==== Seitenauszug
Große Erfolge und die wilden 70er

So machten sich die Handballer auf, alleine die Geschicke des Vereins zu übernehmen – sportliche Erfolge wie der Aufstieg in die Landesliga (Feldhandball), der Gewinn des Kreispokals und der Aufstieg in die Nordwestfalenliga (Halle) und die Gründung einer Damenmannschaft 1965 brachten den Verein wieder in Schwung.

Dass man beim SV ADLER weiterhin auch anderen Sportarten gegenüber aufgeschlossen war, zeigt die Gründung einer Volleyballabteilung durch Günther Rüdebusch im Jahr 1970. Nach zweijähriger Aufbauarbeit schaffte die Herrenmannschaft in der Zeit von 1972 – 1976 vier Aufstiege in Folge von der Bezirksliga bis in die Regionalliga. Die Volleyballdamen waren ebenso erfolgreich: sie stiegen in der gleichen Zeit bis in die Verbandsliga auf.

Auch im Handball ging es weiter bergauf. Neben den vielen Erfolgen der C-Jugend wurde die A-Jugend 1974 Bezirksmeister in der Halle und scheiterte erst im Halbfinale der Westfalenmeisterschaft.

Günther Krause und seine Schützlinge: Adlers C-Jugend von 1970…
und ein Jahr später (1971).

Die 1. Herrenmannschaft schaffte in dieser Zeit den Aufstieg von der Kreisliga bis in die Landesliga, während die 2. Mannschaft in einer einmaligen Erfolgsserie ungeschlagen die Kreisliga erreichte.

(es fehlt: Matschulat)
(MZ vom 25.4.1975)

1977 wechselte die Volleyballabteilung geschlossen zum SV 91 Münster, da der SV ADLER als reiner Amateurverein die hohen Kosten für den Spielbetrieb in Regional- und Verbandsliga nicht aufbringen konnte. Auch der Wechsel von erstklassigen Handballern zu Bundes-, Regional- und Oberligisten vollzog sich in gegenseitigem Einvernehmen, denn der Verein wollte mit seinen begrenzten Möglichkeiten einer sportlichen Karriere nicht im Wege stehen. Erhalten blieben dem SVA dennoch einige gute Handballer, die, aufgefrischt mit einigen Spielern aus der eigenen Jugendabteilung, zu Beginn der 80er Jahre auf längere Zeit eines der letzten Kapitel für Adlers Herren in der Bezirksliga schrieben.
========
• **Ziel der Aufgabe**: Gib aus dem Seitenauszug den Abschnitt von „So machten sich“ bis „wieder in Schwung.“ wortgetreu aus. Die Einträge sind eigenständiges Material und gehören nicht zum Seitenauszug.
==== Die Daten
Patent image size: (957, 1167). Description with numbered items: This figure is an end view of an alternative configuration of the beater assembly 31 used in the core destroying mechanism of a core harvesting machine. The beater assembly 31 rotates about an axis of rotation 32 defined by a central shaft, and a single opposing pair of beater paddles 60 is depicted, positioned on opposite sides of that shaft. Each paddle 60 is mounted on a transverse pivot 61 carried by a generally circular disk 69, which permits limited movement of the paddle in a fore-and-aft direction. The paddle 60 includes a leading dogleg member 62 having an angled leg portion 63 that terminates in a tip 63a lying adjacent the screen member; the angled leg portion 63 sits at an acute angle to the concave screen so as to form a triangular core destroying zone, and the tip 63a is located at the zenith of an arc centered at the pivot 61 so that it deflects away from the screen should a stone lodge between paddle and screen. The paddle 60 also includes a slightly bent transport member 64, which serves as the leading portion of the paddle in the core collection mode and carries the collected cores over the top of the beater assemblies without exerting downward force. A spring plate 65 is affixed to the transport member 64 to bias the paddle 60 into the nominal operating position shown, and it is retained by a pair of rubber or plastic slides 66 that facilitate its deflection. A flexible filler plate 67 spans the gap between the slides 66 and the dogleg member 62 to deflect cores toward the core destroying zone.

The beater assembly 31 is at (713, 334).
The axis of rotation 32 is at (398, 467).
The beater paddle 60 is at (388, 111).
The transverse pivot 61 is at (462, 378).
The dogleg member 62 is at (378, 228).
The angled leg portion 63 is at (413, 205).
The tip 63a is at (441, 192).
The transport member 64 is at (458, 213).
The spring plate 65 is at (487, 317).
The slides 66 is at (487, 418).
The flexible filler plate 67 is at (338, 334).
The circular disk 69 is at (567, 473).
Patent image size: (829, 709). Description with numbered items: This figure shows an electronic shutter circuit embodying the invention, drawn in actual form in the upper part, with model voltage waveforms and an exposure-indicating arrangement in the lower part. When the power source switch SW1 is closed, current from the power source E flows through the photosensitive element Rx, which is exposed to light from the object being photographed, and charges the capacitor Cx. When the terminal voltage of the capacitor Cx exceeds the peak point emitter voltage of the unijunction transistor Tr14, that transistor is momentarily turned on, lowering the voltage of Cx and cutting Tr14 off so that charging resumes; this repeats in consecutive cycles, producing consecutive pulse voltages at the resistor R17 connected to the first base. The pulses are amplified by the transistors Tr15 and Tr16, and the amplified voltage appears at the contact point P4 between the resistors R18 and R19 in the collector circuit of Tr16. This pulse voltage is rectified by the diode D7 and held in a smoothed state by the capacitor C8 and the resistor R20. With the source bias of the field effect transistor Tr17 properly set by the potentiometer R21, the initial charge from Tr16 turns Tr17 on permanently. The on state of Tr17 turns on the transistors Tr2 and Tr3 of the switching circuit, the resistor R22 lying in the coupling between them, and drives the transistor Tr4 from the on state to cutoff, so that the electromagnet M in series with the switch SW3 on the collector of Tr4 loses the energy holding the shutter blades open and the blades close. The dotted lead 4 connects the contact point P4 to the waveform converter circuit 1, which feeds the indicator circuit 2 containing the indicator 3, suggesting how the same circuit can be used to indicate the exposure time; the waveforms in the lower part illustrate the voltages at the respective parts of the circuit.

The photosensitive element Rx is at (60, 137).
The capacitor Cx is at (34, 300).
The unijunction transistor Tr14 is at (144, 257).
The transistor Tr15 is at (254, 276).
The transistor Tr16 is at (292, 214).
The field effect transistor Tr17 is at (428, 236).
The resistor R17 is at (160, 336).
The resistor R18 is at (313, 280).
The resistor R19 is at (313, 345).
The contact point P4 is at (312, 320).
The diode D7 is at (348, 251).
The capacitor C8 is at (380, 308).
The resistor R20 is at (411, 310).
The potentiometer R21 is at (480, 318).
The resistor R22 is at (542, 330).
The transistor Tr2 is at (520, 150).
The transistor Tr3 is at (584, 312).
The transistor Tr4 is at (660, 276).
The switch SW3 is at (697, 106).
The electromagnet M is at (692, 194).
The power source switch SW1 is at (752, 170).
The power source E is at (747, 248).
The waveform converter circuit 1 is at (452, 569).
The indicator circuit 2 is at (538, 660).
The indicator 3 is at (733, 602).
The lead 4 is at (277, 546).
========
• **Lösung zur Aufgabe**:
So machten sich die Handballer auf, alleine die Geschicke des Vereins zu übernehmen – sportliche Erfolge wie der Aufstieg in die Landesliga (Feldhandball), der Gewinn des Kreispokals und der Aufstieg in die Nordwestfalenliga (Halle) und die Gründung einer Damenmannschaft 1965 brachten den Verein wieder in Schwung.